Instructions to follow -
Reproduce the full listing below unchanged, apart from the pictures.

Listed entries -

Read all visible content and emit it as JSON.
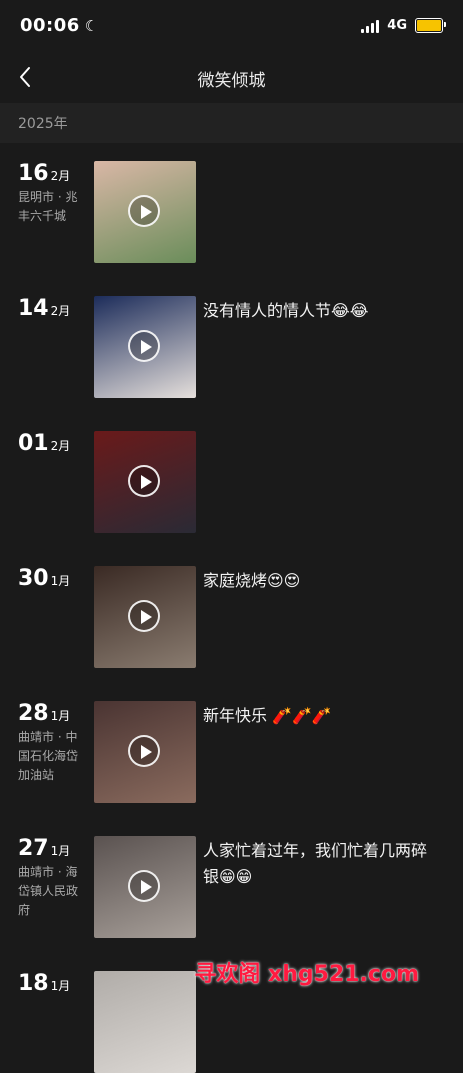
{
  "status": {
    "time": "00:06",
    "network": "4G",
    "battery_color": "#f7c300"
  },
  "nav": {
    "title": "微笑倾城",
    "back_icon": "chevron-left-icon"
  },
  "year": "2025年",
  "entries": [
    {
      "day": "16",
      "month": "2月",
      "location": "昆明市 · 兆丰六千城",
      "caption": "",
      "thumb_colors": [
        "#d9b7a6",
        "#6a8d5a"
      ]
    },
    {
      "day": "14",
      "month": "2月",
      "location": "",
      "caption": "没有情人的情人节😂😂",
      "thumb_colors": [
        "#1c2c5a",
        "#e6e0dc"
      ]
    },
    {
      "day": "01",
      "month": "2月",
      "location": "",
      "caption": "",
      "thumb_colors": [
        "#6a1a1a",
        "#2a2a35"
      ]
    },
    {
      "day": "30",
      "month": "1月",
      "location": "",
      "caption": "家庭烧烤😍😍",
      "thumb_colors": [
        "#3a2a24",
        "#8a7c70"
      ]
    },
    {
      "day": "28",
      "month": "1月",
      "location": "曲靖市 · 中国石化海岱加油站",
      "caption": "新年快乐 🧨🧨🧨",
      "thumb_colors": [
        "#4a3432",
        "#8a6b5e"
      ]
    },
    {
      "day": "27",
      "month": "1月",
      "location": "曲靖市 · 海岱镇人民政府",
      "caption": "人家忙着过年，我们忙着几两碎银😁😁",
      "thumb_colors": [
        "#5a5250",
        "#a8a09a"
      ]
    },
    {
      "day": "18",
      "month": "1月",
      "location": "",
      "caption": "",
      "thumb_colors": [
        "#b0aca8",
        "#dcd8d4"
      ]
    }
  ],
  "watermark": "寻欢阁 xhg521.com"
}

Exercise solution -
Read all visible content and emit it as JSON.
{
  "status": {
    "time": "00:06",
    "network": "4G",
    "battery_color": "#f7c300"
  },
  "nav": {
    "title": "微笑倾城",
    "back_icon": "chevron-left-icon"
  },
  "year": "2025年",
  "entries": [
    {
      "day": "16",
      "month": "2月",
      "location": "昆明市 · 兆丰六千城",
      "caption": "",
      "thumb_colors": [
        "#d9b7a6",
        "#6a8d5a"
      ]
    },
    {
      "day": "14",
      "month": "2月",
      "location": "",
      "caption": "没有情人的情人节😂😂",
      "thumb_colors": [
        "#1c2c5a",
        "#e6e0dc"
      ]
    },
    {
      "day": "01",
      "month": "2月",
      "location": "",
      "caption": "",
      "thumb_colors": [
        "#6a1a1a",
        "#2a2a35"
      ]
    },
    {
      "day": "30",
      "month": "1月",
      "location": "",
      "caption": "家庭烧烤😍😍",
      "thumb_colors": [
        "#3a2a24",
        "#8a7c70"
      ]
    },
    {
      "day": "28",
      "month": "1月",
      "location": "曲靖市 · 中国石化海岱加油站",
      "caption": "新年快乐 🧨🧨🧨",
      "thumb_colors": [
        "#4a3432",
        "#8a6b5e"
      ]
    },
    {
      "day": "27",
      "month": "1月",
      "location": "曲靖市 · 海岱镇人民政府",
      "caption": "人家忙着过年，我们忙着几两碎银😁😁",
      "thumb_colors": [
        "#5a5250",
        "#a8a09a"
      ]
    },
    {
      "day": "18",
      "month": "1月",
      "location": "",
      "caption": "",
      "thumb_colors": [
        "#b0aca8",
        "#dcd8d4"
      ]
    }
  ],
  "watermark": "寻欢阁 xhg521.com"
}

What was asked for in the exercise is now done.